**INSTRUCTIONS FOR THE TASK**. Transcribe each line of the material as it is, and drop any picture.

**AVAILABLE RECORDS**.
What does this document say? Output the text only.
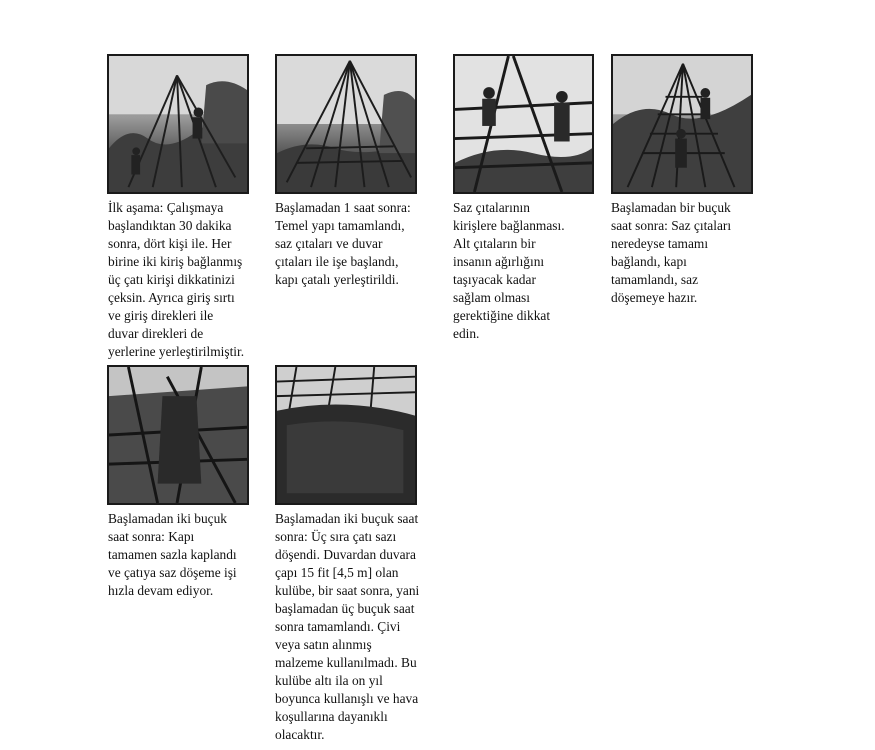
İlk aşama: Çalışmaya
başlandıktan 30 dakika
sonra, dört kişi ile. Her
birine iki kiriş bağlanmış
üç çatı kirişi dikkatinizi
çeksin. Ayrıca giriş sırtı
ve giriş direkleri ile
duvar direkleri de
yerlerine yerleştirilmiştir.
Başlamadan 1 saat sonra:
Temel yapı tamamlandı,
saz çıtaları ve duvar
çıtaları ile işe başlandı,
kapı çatalı yerleştirildi.
Saz çıtalarının
kirişlere bağlanması.
Alt çıtaların bir
insanın ağırlığını
taşıyacak kadar
sağlam olması
gerektiğine dikkat
edin.
Başlamadan bir buçuk
saat sonra: Saz çıtaları
neredeyse tamamı
bağlandı, kapı
tamamlandı, saz
döşemeye hazır.
Başlamadan iki buçuk
saat sonra: Kapı
tamamen sazla kaplandı
ve çatıya saz döşeme işi
hızla devam ediyor.
Başlamadan iki buçuk saat
sonra: Üç sıra çatı sazı
döşendi. Duvardan duvara
çapı 15 fit [4,5 m] olan
kulübe, bir saat sonra, yani
başlamadan üç buçuk saat
sonra tamamlandı. Çivi
veya satın alınmış
malzeme kullanılmadı. Bu
kulübe altı ila on yıl
boyunca kullanışlı ve hava
koşullarına dayanıklı
olacaktır.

**WORKED SOLUTION**.
What does this document say? Output the text only.
İlk aşama: Çalışmaya
başlandıktan 30 dakika
sonra, dört kişi ile. Her
birine iki kiriş bağlanmış
üç çatı kirişi dikkatinizi
çeksin. Ayrıca giriş sırtı
ve giriş direkleri ile
duvar direkleri de
yerlerine yerleştirilmiştir.
Başlamadan 1 saat sonra:
Temel yapı tamamlandı,
saz çıtaları ve duvar
çıtaları ile işe başlandı,
kapı çatalı yerleştirildi.
Saz çıtalarının
kirişlere bağlanması.
Alt çıtaların bir
insanın ağırlığını
taşıyacak kadar
sağlam olması
gerektiğine dikkat
edin.
Başlamadan bir buçuk
saat sonra: Saz çıtaları
neredeyse tamamı
bağlandı, kapı
tamamlandı, saz
döşemeye hazır.
Başlamadan iki buçuk
saat sonra: Kapı
tamamen sazla kaplandı
ve çatıya saz döşeme işi
hızla devam ediyor.
Başlamadan iki buçuk saat
sonra: Üç sıra çatı sazı
döşendi. Duvardan duvara
çapı 15 fit [4,5 m] olan
kulübe, bir saat sonra, yani
başlamadan üç buçuk saat
sonra tamamlandı. Çivi
veya satın alınmış
malzeme kullanılmadı. Bu
kulübe altı ila on yıl
boyunca kullanışlı ve hava
koşullarına dayanıklı
olacaktır.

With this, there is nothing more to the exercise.